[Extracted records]
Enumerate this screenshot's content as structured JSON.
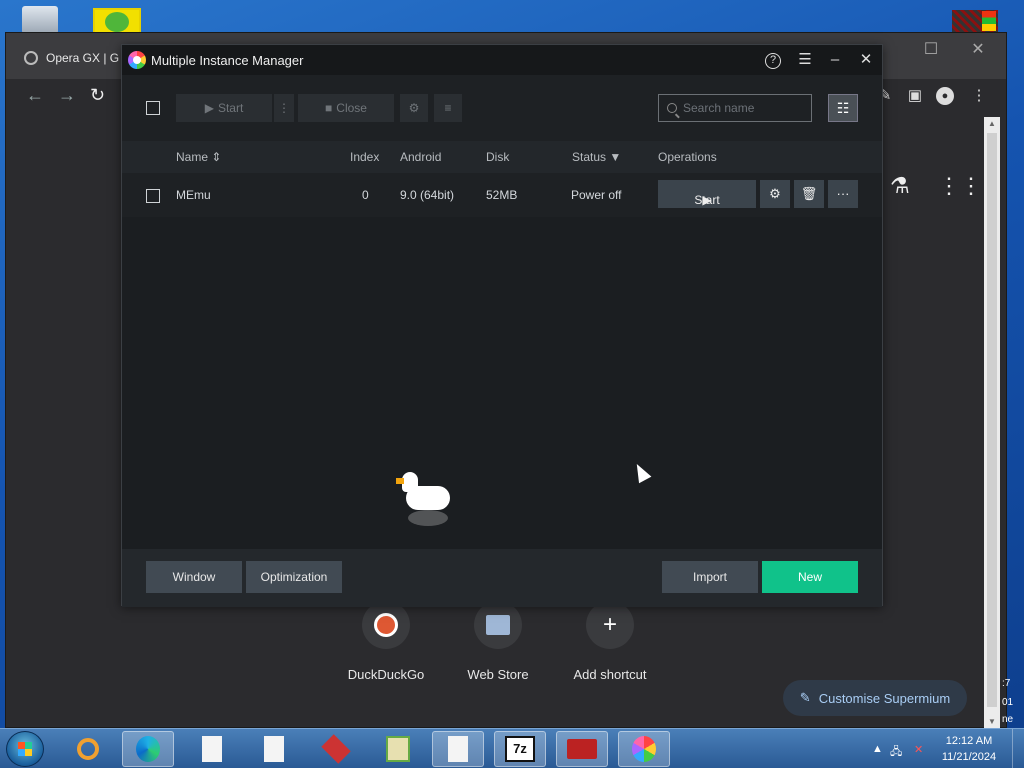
{
  "browser": {
    "tab_title": "Opera GX | G",
    "shortcuts": [
      {
        "label": "DuckDuckGo",
        "icon": "duckduckgo-icon"
      },
      {
        "label": "Web Store",
        "icon": "web-store-icon"
      },
      {
        "label": "Add shortcut",
        "icon": "plus-icon"
      }
    ],
    "customise_label": "Customise Supermium",
    "edge_text": [
      ":7",
      "01",
      "ne"
    ]
  },
  "mim": {
    "title": "Multiple Instance Manager",
    "toolbar": {
      "start_label": "Start",
      "close_label": "Close",
      "search_placeholder": "Search name"
    },
    "columns": {
      "name": "Name",
      "index": "Index",
      "android": "Android",
      "disk": "Disk",
      "status": "Status",
      "operations": "Operations"
    },
    "rows": [
      {
        "name": "MEmu",
        "index": "0",
        "android": "9.0 (64bit)",
        "disk": "52MB",
        "status": "Power off",
        "start_label": "Start"
      }
    ],
    "footer": {
      "window_label": "Window",
      "optimization_label": "Optimization",
      "import_label": "Import",
      "new_label": "New"
    },
    "colors": {
      "accent": "#10c28a",
      "button": "#414a53"
    }
  },
  "taskbar": {
    "time": "12:12 AM",
    "date": "11/21/2024",
    "items": [
      "search-app",
      "edge",
      "document",
      "document",
      "toolbox",
      "notepad-plus",
      "document",
      "7zip",
      "toolbox-red",
      "memu"
    ]
  }
}
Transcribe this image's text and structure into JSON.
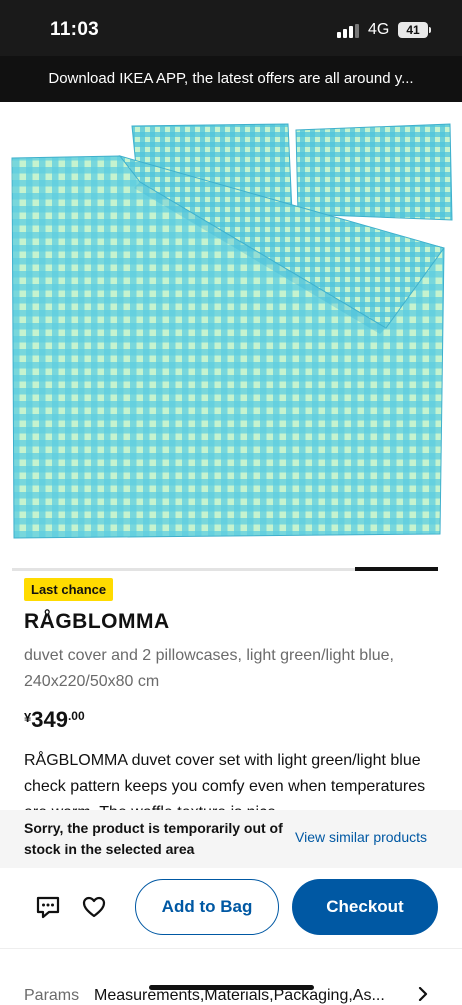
{
  "status_bar": {
    "time": "11:03",
    "network": "4G",
    "battery": "41"
  },
  "banner": {
    "text": "Download IKEA APP, the latest offers are all around y..."
  },
  "product": {
    "badge": "Last chance",
    "name": "RÅGBLOMMA",
    "subtitle": "duvet cover and 2 pillowcases, light green/light blue, 240x220/50x80 cm",
    "price_currency": "¥",
    "price_integer": "349",
    "price_decimal": ".00",
    "description": "RÅGBLOMMA duvet cover set with light green/light blue check pattern keeps you comfy even when temperatures are warm. The waffle texture is nice",
    "image_colors": {
      "blue": "#3fb8d6",
      "green": "#9fe9a8"
    }
  },
  "stock_notice": {
    "message": "Sorry, the product is temporarily out of stock in the selected area",
    "link": "View similar products"
  },
  "actions": {
    "chat_icon": "chat-icon",
    "favorite_icon": "heart-icon",
    "add_to_bag": "Add to Bag",
    "checkout": "Checkout"
  },
  "params": {
    "label": "Params",
    "value": "Measurements,Materials,Packaging,As..."
  },
  "colors": {
    "brand_blue": "#0058a3",
    "badge_yellow": "#ffdb00"
  }
}
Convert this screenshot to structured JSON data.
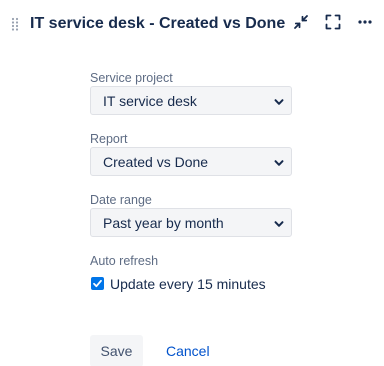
{
  "header": {
    "title": "IT service desk - Created vs Done",
    "icons": [
      "drag-handle-icon",
      "minimize-icon",
      "fullscreen-icon",
      "more-icon"
    ]
  },
  "form": {
    "service_project": {
      "label": "Service project",
      "value": "IT service desk"
    },
    "report": {
      "label": "Report",
      "value": "Created vs Done"
    },
    "date_range": {
      "label": "Date range",
      "value": "Past year by month"
    },
    "auto_refresh": {
      "label": "Auto refresh",
      "checkbox_label": "Update every 15 minutes",
      "checked": true
    }
  },
  "actions": {
    "save_label": "Save",
    "cancel_label": "Cancel"
  },
  "colors": {
    "checkbox": "#0075e8",
    "link": "#0052cc",
    "field_bg": "#f4f5f7",
    "text": "#172b4d",
    "label": "#5e6c84"
  }
}
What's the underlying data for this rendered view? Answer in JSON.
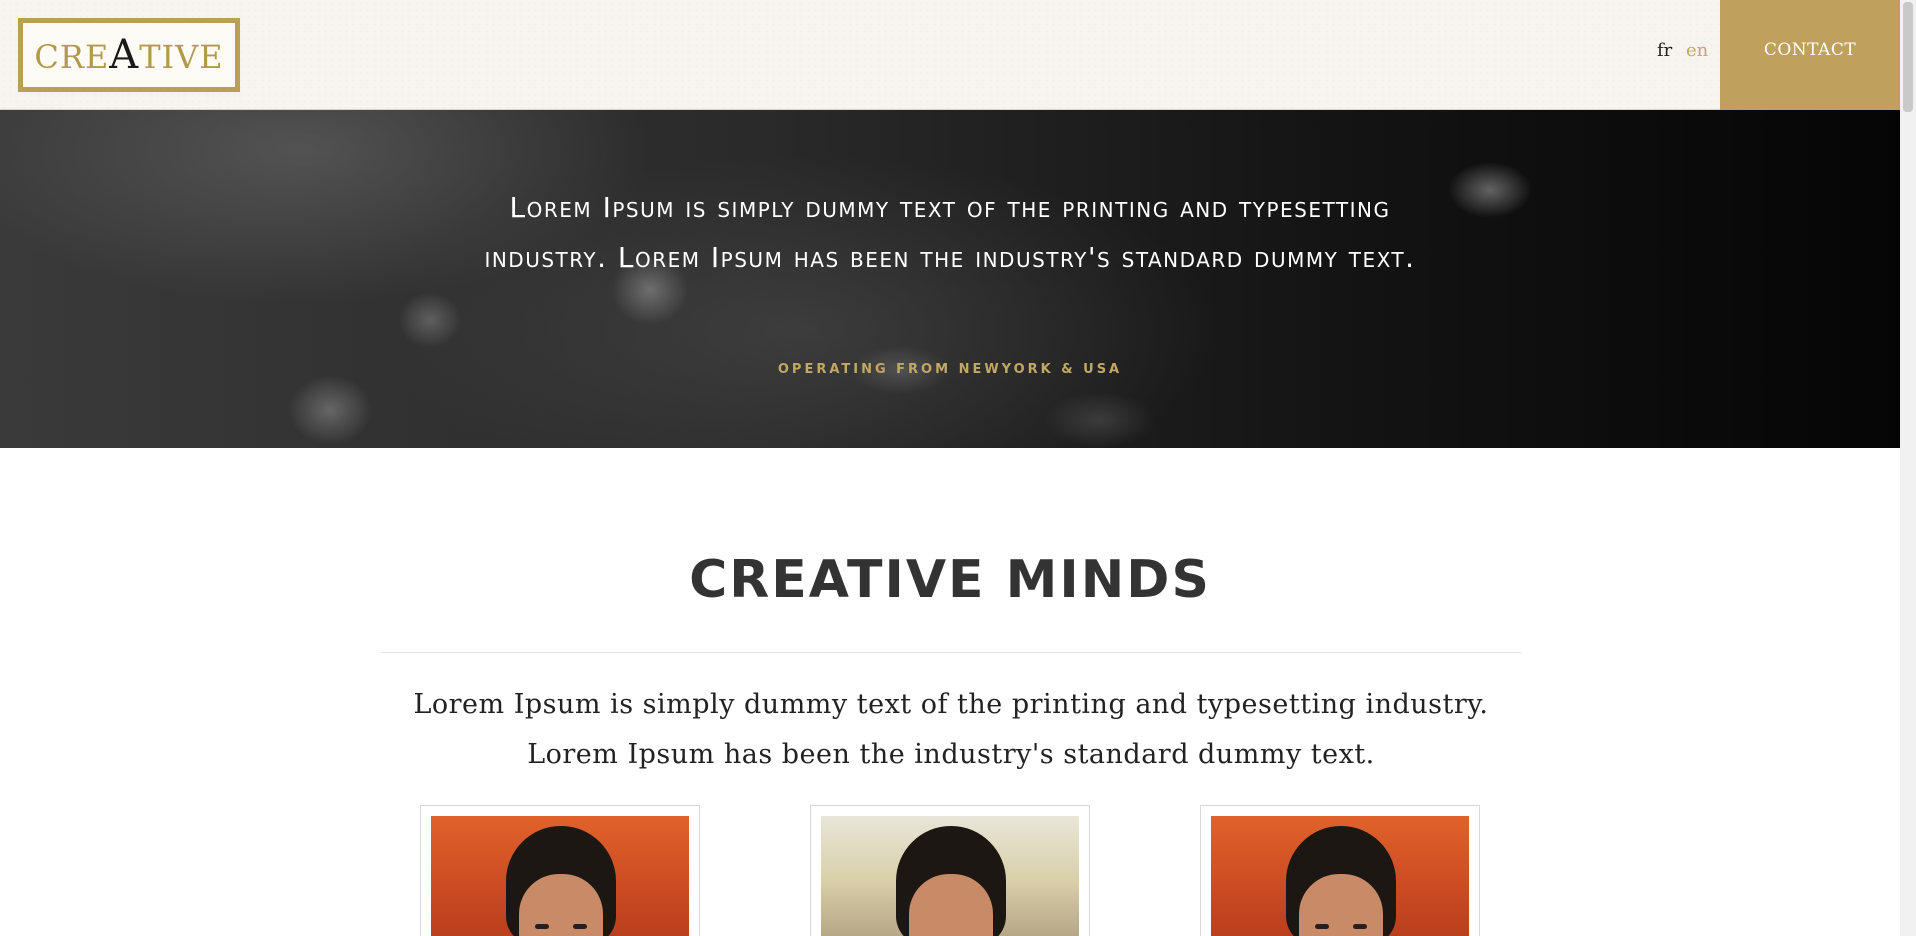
{
  "header": {
    "logo": {
      "prefix": "CRE",
      "emphasis": "A",
      "suffix": "TIVE"
    },
    "languages": [
      "fr",
      "en"
    ],
    "active_language": "en",
    "contact_label": "CONTACT"
  },
  "hero": {
    "quote": "Lorem Ipsum is simply dummy text of the printing and typesetting industry. Lorem Ipsum has been the industry's standard dummy text.",
    "subtitle": "OPERATING FROM NEWYORK & USA"
  },
  "section": {
    "title": "CREATIVE MINDS",
    "description": "Lorem Ipsum is simply dummy text of the printing and typesetting industry. Lorem Ipsum has been the industry's standard dummy text."
  },
  "team": {
    "members": [
      {
        "photo": "portrait-warm-background"
      },
      {
        "photo": "portrait-light-background"
      },
      {
        "photo": "portrait-warm-background"
      }
    ]
  },
  "colors": {
    "accent": "#bfa15d",
    "header_bg": "#f7f4ef",
    "title_text": "#333333"
  }
}
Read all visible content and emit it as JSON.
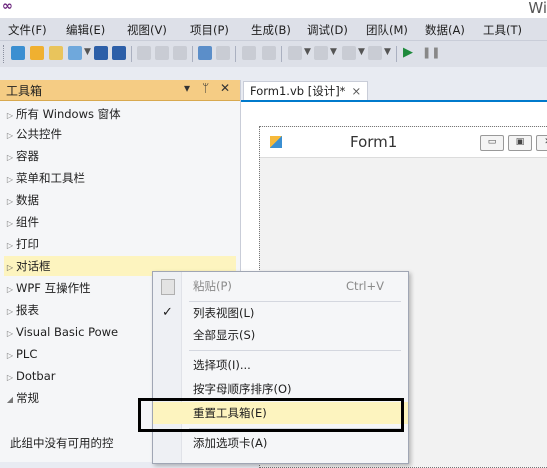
{
  "window": {
    "title": "Wi"
  },
  "menu": [
    "文件(F)",
    "编辑(E)",
    "视图(V)",
    "项目(P)",
    "生成(B)",
    "调试(D)",
    "团队(M)",
    "数据(A)",
    "工具(T)"
  ],
  "toolbox": {
    "title": "工具箱",
    "pin": "▾ ᛘ ✕",
    "items": [
      "所有 Windows 窗体",
      "公共控件",
      "容器",
      "菜单和工具栏",
      "数据",
      "组件",
      "打印",
      "对话框",
      "WPF 互操作性",
      "报表",
      "Visual Basic Powe",
      "PLC",
      "Dotbar",
      "常规"
    ],
    "selected_index": 7,
    "expanded_index": 13,
    "empty_text": "此组中没有可用的控"
  },
  "document": {
    "tab_label": "Form1.vb [设计]*",
    "tab_close": "×",
    "form_title": "Form1"
  },
  "context_menu": {
    "items": [
      {
        "label": "粘贴(P)",
        "shortcut": "Ctrl+V",
        "disabled": true
      },
      {
        "label": "列表视图(L)",
        "checked": true
      },
      {
        "label": "全部显示(S)"
      },
      {
        "label": "选择项(I)..."
      },
      {
        "label": "按字母顺序排序(O)"
      },
      {
        "label": "重置工具箱(E)"
      },
      {
        "label": "添加选项卡(A)"
      }
    ],
    "check_mark": "✓"
  },
  "colors": {
    "accent": "#007acc",
    "highlight": "#fdf4bf",
    "header": "#f5cc84"
  }
}
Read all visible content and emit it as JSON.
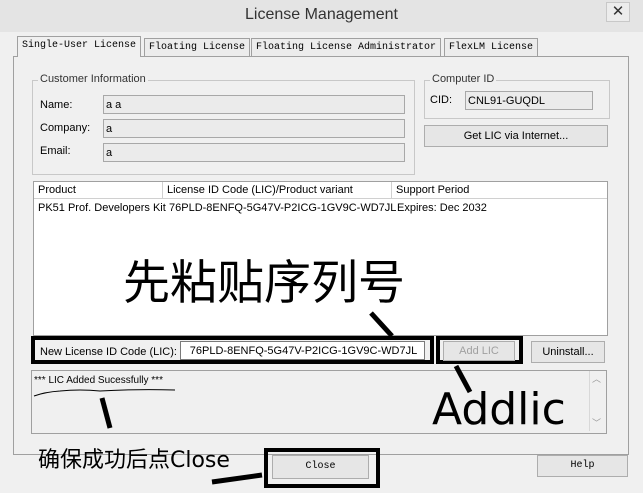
{
  "window": {
    "title": "License Management",
    "close_glyph": "✕"
  },
  "tabs": [
    {
      "label": "Single-User License",
      "active": true
    },
    {
      "label": "Floating License",
      "active": false
    },
    {
      "label": "Floating License Administrator",
      "active": false
    },
    {
      "label": "FlexLM License",
      "active": false
    }
  ],
  "customer": {
    "legend": "Customer Information",
    "name_label": "Name:",
    "name_value": "a a",
    "company_label": "Company:",
    "company_value": "a",
    "email_label": "Email:",
    "email_value": "a"
  },
  "computer": {
    "legend": "Computer ID",
    "cid_label": "CID:",
    "cid_value": "CNL91-GUQDL",
    "get_lic_button": "Get LIC via Internet..."
  },
  "table": {
    "headers": [
      "Product",
      "License ID Code (LIC)/Product variant",
      "Support Period"
    ],
    "rows": [
      [
        "PK51 Prof. Developers Kit",
        "76PLD-8ENFQ-5G47V-P2ICG-1GV9C-WD7JL",
        "Expires: Dec 2032"
      ]
    ]
  },
  "new_lic": {
    "label": "New License ID Code (LIC):",
    "value": "76PLD-8ENFQ-5G47V-P2ICG-1GV9C-WD7JL",
    "add_button": "Add LIC",
    "uninstall_button": "Uninstall..."
  },
  "log": {
    "text": "*** LIC Added Sucessfully ***"
  },
  "bottom": {
    "close_button": "Close",
    "help_button": "Help"
  },
  "annotations": {
    "paste_serial": "先粘贴序列号",
    "add_lic": "Addlic",
    "ensure_close": "确保成功后点Close"
  },
  "colors": {
    "annotation_black": "#000000"
  }
}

## [What is required]
Reproduce the data above in full, exactly as it is, with the pictures left out.

## [Complete response]
Enumerate this screenshot's content as structured JSON.
{
  "browser": {
    "tab_title": "Opera GX | G",
    "shortcuts": [
      {
        "label": "DuckDuckGo",
        "icon": "duckduckgo-icon"
      },
      {
        "label": "Web Store",
        "icon": "web-store-icon"
      },
      {
        "label": "Add shortcut",
        "icon": "plus-icon"
      }
    ],
    "customise_label": "Customise Supermium",
    "edge_text": [
      ":7",
      "01",
      "ne"
    ]
  },
  "mim": {
    "title": "Multiple Instance Manager",
    "toolbar": {
      "start_label": "Start",
      "close_label": "Close",
      "search_placeholder": "Search name"
    },
    "columns": {
      "name": "Name",
      "index": "Index",
      "android": "Android",
      "disk": "Disk",
      "status": "Status",
      "operations": "Operations"
    },
    "rows": [
      {
        "name": "MEmu",
        "index": "0",
        "android": "9.0 (64bit)",
        "disk": "52MB",
        "status": "Power off",
        "start_label": "Start"
      }
    ],
    "footer": {
      "window_label": "Window",
      "optimization_label": "Optimization",
      "import_label": "Import",
      "new_label": "New"
    },
    "colors": {
      "accent": "#10c28a",
      "button": "#414a53"
    }
  },
  "taskbar": {
    "time": "12:12 AM",
    "date": "11/21/2024",
    "items": [
      "search-app",
      "edge",
      "document",
      "document",
      "toolbox",
      "notepad-plus",
      "document",
      "7zip",
      "toolbox-red",
      "memu"
    ]
  }
}
Transcribe this image's text and structure into JSON.
{
  "status_bar": {
    "time": "11:03",
    "network": "4G",
    "battery": "41"
  },
  "banner": {
    "text": "Download IKEA APP, the latest offers are all around y..."
  },
  "product": {
    "badge": "Last chance",
    "name": "RÅGBLOMMA",
    "subtitle": "duvet cover and 2 pillowcases, light green/light blue, 240x220/50x80 cm",
    "price_currency": "¥",
    "price_integer": "349",
    "price_decimal": ".00",
    "description": "RÅGBLOMMA duvet cover set with light green/light blue check pattern keeps you comfy even when temperatures are warm. The waffle texture is nice",
    "image_colors": {
      "blue": "#3fb8d6",
      "green": "#9fe9a8"
    }
  },
  "stock_notice": {
    "message": "Sorry, the product is temporarily out of stock in the selected area",
    "link": "View similar products"
  },
  "actions": {
    "chat_icon": "chat-icon",
    "favorite_icon": "heart-icon",
    "add_to_bag": "Add to Bag",
    "checkout": "Checkout"
  },
  "params": {
    "label": "Params",
    "value": "Measurements,Materials,Packaging,As..."
  },
  "colors": {
    "brand_blue": "#0058a3",
    "badge_yellow": "#ffdb00"
  }
}
Convert this screenshot to structured JSON data.
{
  "header": {
    "title": "IT service desk - Created vs Done",
    "icons": [
      "drag-handle-icon",
      "minimize-icon",
      "fullscreen-icon",
      "more-icon"
    ]
  },
  "form": {
    "service_project": {
      "label": "Service project",
      "value": "IT service desk"
    },
    "report": {
      "label": "Report",
      "value": "Created vs Done"
    },
    "date_range": {
      "label": "Date range",
      "value": "Past year by month"
    },
    "auto_refresh": {
      "label": "Auto refresh",
      "checkbox_label": "Update every 15 minutes",
      "checked": true
    }
  },
  "actions": {
    "save_label": "Save",
    "cancel_label": "Cancel"
  },
  "colors": {
    "checkbox": "#0075e8",
    "link": "#0052cc",
    "field_bg": "#f4f5f7",
    "text": "#172b4d",
    "label": "#5e6c84"
  }
}
What's the underlying data for this rendered view? Answer in JSON.
{
  "header": {
    "logo": {
      "prefix": "CRE",
      "emphasis": "A",
      "suffix": "TIVE"
    },
    "languages": [
      "fr",
      "en"
    ],
    "active_language": "en",
    "contact_label": "CONTACT"
  },
  "hero": {
    "quote": "Lorem Ipsum is simply dummy text of the printing and typesetting industry. Lorem Ipsum has been the industry's standard dummy text.",
    "subtitle": "OPERATING FROM NEWYORK & USA"
  },
  "section": {
    "title": "CREATIVE MINDS",
    "description": "Lorem Ipsum is simply dummy text of the printing and typesetting industry. Lorem Ipsum has been the industry's standard dummy text."
  },
  "team": {
    "members": [
      {
        "photo": "portrait-warm-background"
      },
      {
        "photo": "portrait-light-background"
      },
      {
        "photo": "portrait-warm-background"
      }
    ]
  },
  "colors": {
    "accent": "#bfa15d",
    "header_bg": "#f7f4ef",
    "title_text": "#333333"
  }
}
Read all visible content and emit it as JSON.
{
  "window": {
    "title": "Wi"
  },
  "menu": [
    "文件(F)",
    "编辑(E)",
    "视图(V)",
    "项目(P)",
    "生成(B)",
    "调试(D)",
    "团队(M)",
    "数据(A)",
    "工具(T)"
  ],
  "toolbox": {
    "title": "工具箱",
    "pin": "▾ ᛘ ✕",
    "items": [
      "所有 Windows 窗体",
      "公共控件",
      "容器",
      "菜单和工具栏",
      "数据",
      "组件",
      "打印",
      "对话框",
      "WPF 互操作性",
      "报表",
      "Visual Basic Powe",
      "PLC",
      "Dotbar",
      "常规"
    ],
    "selected_index": 7,
    "expanded_index": 13,
    "empty_text": "此组中没有可用的控"
  },
  "document": {
    "tab_label": "Form1.vb [设计]*",
    "tab_close": "×",
    "form_title": "Form1"
  },
  "context_menu": {
    "items": [
      {
        "label": "粘贴(P)",
        "shortcut": "Ctrl+V",
        "disabled": true
      },
      {
        "label": "列表视图(L)",
        "checked": true
      },
      {
        "label": "全部显示(S)"
      },
      {
        "label": "选择项(I)..."
      },
      {
        "label": "按字母顺序排序(O)"
      },
      {
        "label": "重置工具箱(E)"
      },
      {
        "label": "添加选项卡(A)"
      }
    ],
    "check_mark": "✓"
  },
  "colors": {
    "accent": "#007acc",
    "highlight": "#fdf4bf",
    "header": "#f5cc84"
  }
}
Read all visible content and emit it as JSON.
{
  "window": {
    "title": "License Management",
    "close_glyph": "✕"
  },
  "tabs": [
    {
      "label": "Single-User License",
      "active": true
    },
    {
      "label": "Floating License",
      "active": false
    },
    {
      "label": "Floating License Administrator",
      "active": false
    },
    {
      "label": "FlexLM License",
      "active": false
    }
  ],
  "customer": {
    "legend": "Customer Information",
    "name_label": "Name:",
    "name_value": "a a",
    "company_label": "Company:",
    "company_value": "a",
    "email_label": "Email:",
    "email_value": "a"
  },
  "computer": {
    "legend": "Computer ID",
    "cid_label": "CID:",
    "cid_value": "CNL91-GUQDL",
    "get_lic_button": "Get LIC via Internet..."
  },
  "table": {
    "headers": [
      "Product",
      "License ID Code (LIC)/Product variant",
      "Support Period"
    ],
    "rows": [
      [
        "PK51 Prof. Developers Kit",
        "76PLD-8ENFQ-5G47V-P2ICG-1GV9C-WD7JL",
        "Expires: Dec 2032"
      ]
    ]
  },
  "new_lic": {
    "label": "New License ID Code (LIC):",
    "value": "76PLD-8ENFQ-5G47V-P2ICG-1GV9C-WD7JL",
    "add_button": "Add LIC",
    "uninstall_button": "Uninstall..."
  },
  "log": {
    "text": "*** LIC Added Sucessfully ***"
  },
  "bottom": {
    "close_button": "Close",
    "help_button": "Help"
  },
  "annotations": {
    "paste_serial": "先粘贴序列号",
    "add_lic": "Addlic",
    "ensure_close": "确保成功后点Close"
  },
  "colors": {
    "annotation_black": "#000000"
  }
}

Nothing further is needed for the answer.